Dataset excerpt
* START *

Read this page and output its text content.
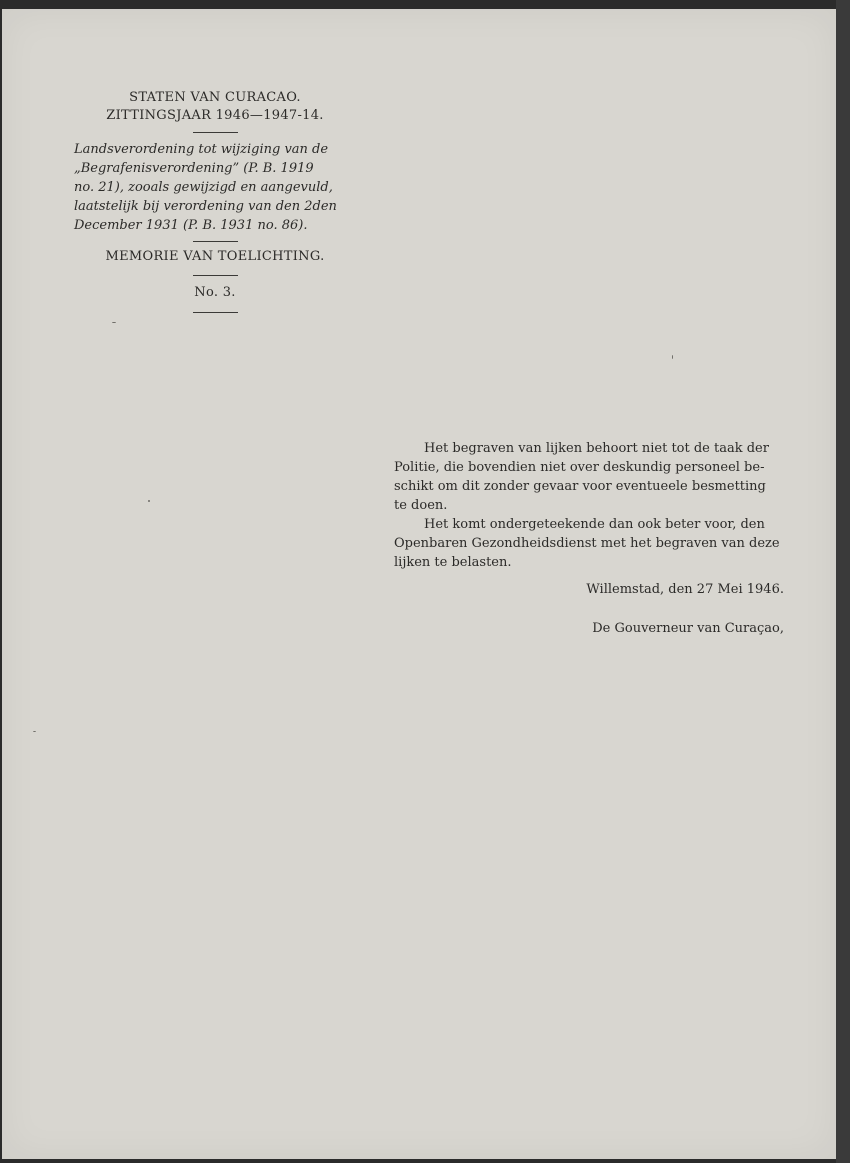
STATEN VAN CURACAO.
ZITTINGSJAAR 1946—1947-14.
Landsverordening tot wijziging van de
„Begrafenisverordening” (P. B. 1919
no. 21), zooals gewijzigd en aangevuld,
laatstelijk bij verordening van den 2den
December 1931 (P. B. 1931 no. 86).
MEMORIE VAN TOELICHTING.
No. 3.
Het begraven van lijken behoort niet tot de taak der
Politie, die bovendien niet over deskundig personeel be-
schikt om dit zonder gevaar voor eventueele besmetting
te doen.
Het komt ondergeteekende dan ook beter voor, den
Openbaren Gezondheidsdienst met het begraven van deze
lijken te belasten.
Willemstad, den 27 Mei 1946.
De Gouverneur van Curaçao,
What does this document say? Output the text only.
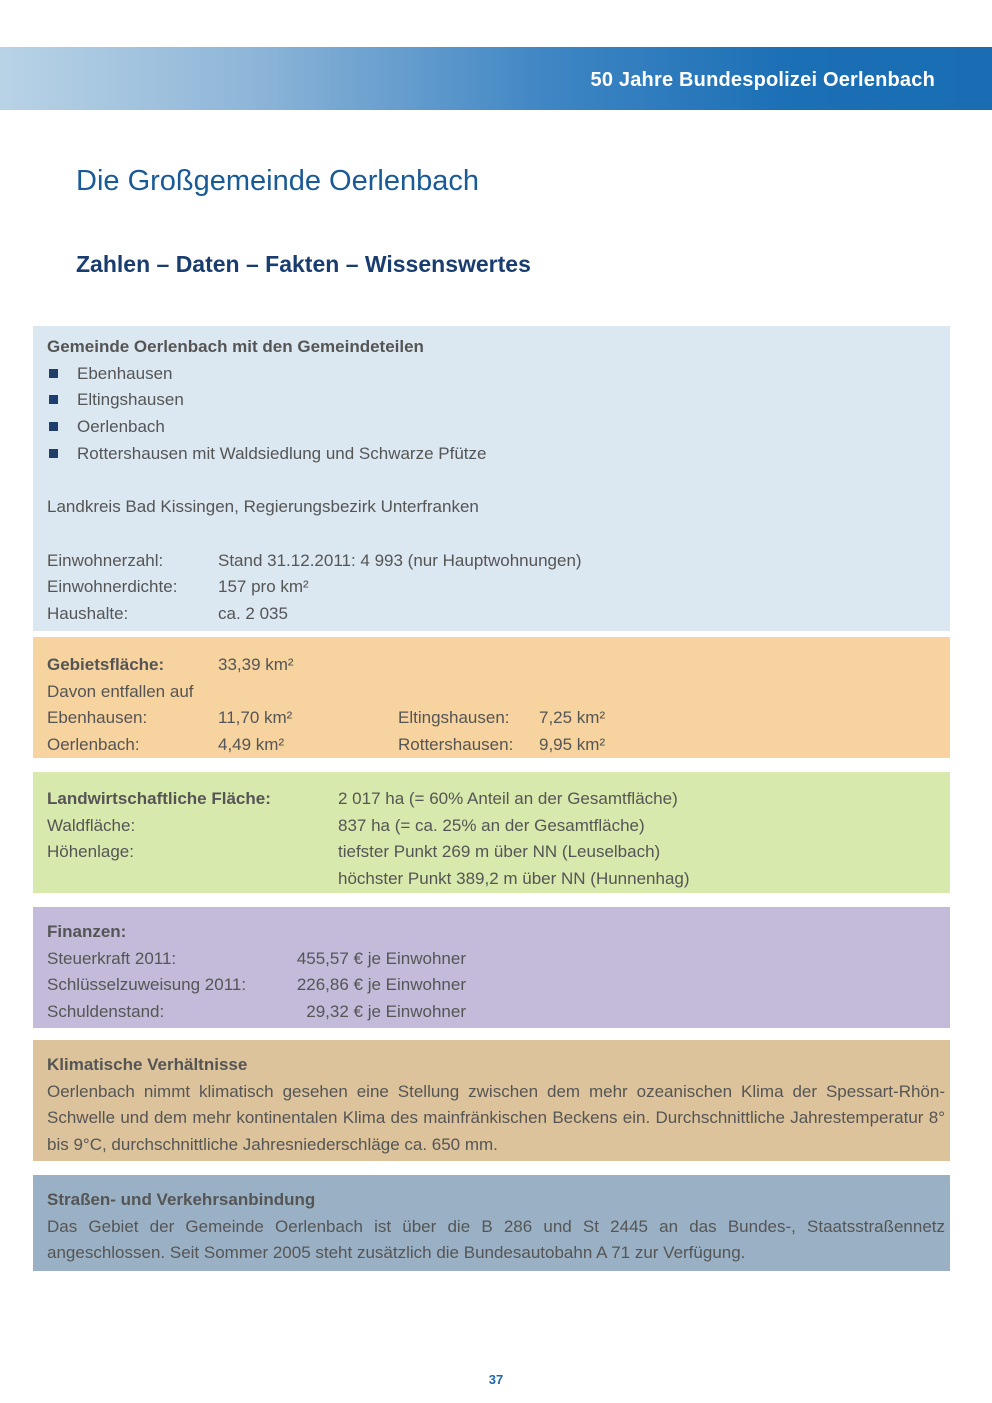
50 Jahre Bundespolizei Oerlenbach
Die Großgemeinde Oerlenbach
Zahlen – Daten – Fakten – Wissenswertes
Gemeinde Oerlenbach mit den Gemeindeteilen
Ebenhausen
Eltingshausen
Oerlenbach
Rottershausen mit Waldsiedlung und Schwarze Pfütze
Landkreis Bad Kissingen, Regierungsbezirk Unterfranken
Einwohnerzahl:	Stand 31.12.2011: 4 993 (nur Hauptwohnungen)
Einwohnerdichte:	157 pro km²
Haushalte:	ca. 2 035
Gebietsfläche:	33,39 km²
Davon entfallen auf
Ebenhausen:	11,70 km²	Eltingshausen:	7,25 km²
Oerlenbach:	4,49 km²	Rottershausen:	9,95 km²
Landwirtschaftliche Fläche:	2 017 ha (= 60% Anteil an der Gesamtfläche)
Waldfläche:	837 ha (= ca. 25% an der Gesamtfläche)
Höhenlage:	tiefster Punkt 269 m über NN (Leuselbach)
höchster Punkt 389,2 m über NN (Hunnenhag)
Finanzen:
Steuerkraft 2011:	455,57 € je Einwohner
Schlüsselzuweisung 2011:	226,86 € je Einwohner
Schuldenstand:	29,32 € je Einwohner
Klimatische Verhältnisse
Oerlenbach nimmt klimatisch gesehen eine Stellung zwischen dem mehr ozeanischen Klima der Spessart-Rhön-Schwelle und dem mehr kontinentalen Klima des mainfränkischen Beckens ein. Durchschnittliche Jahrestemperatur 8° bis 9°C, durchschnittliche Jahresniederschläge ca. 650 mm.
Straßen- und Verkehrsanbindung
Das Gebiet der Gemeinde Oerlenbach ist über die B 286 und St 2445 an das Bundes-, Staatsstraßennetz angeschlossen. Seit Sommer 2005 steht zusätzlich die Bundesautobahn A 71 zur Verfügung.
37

* END *

What you are asked to do
Without the pictures, reproduce every line of the records above exactly.

Solution for this task
Read this page and output its text content.
STATEN VAN CURACAO.
ZITTINGSJAAR 1946—1947-14.
Landsverordening tot wijziging van de
„Begrafenisverordening” (P. B. 1919
no. 21), zooals gewijzigd en aangevuld,
laatstelijk bij verordening van den 2den
December 1931 (P. B. 1931 no. 86).
MEMORIE VAN TOELICHTING.
No. 3.
Het begraven van lijken behoort niet tot de taak der
Politie, die bovendien niet over deskundig personeel be-
schikt om dit zonder gevaar voor eventueele besmetting
te doen.
Het komt ondergeteekende dan ook beter voor, den
Openbaren Gezondheidsdienst met het begraven van deze
lijken te belasten.
Willemstad, den 27 Mei 1946.
De Gouverneur van Curaçao,
What does this document say? Output the text only.
50 Jahre Bundespolizei Oerlenbach
Die Großgemeinde Oerlenbach
Zahlen – Daten – Fakten – Wissenswertes
Gemeinde Oerlenbach mit den Gemeindeteilen
Ebenhausen
Eltingshausen
Oerlenbach
Rottershausen mit Waldsiedlung und Schwarze Pfütze
Landkreis Bad Kissingen, Regierungsbezirk Unterfranken
Einwohnerzahl:	Stand 31.12.2011: 4 993 (nur Hauptwohnungen)
Einwohnerdichte:	157 pro km²
Haushalte:	ca. 2 035
Gebietsfläche:	33,39 km²
Davon entfallen auf
Ebenhausen:	11,70 km²	Eltingshausen:	7,25 km²
Oerlenbach:	4,49 km²	Rottershausen:	9,95 km²
Landwirtschaftliche Fläche:	2 017 ha (= 60% Anteil an der Gesamtfläche)
Waldfläche:	837 ha (= ca. 25% an der Gesamtfläche)
Höhenlage:	tiefster Punkt 269 m über NN (Leuselbach)
höchster Punkt 389,2 m über NN (Hunnenhag)
Finanzen:
Steuerkraft 2011:	455,57 € je Einwohner
Schlüsselzuweisung 2011:	226,86 € je Einwohner
Schuldenstand:	29,32 € je Einwohner
Klimatische Verhältnisse
Oerlenbach nimmt klimatisch gesehen eine Stellung zwischen dem mehr ozeanischen Klima der Spessart-Rhön-Schwelle und dem mehr kontinentalen Klima des mainfränkischen Beckens ein. Durchschnittliche Jahrestemperatur 8° bis 9°C, durchschnittliche Jahresniederschläge ca. 650 mm.
Straßen- und Verkehrsanbindung
Das Gebiet der Gemeinde Oerlenbach ist über die B 286 und St 2445 an das Bundes-, Staatsstraßennetz angeschlossen. Seit Sommer 2005 steht zusätzlich die Bundesautobahn A 71 zur Verfügung.
37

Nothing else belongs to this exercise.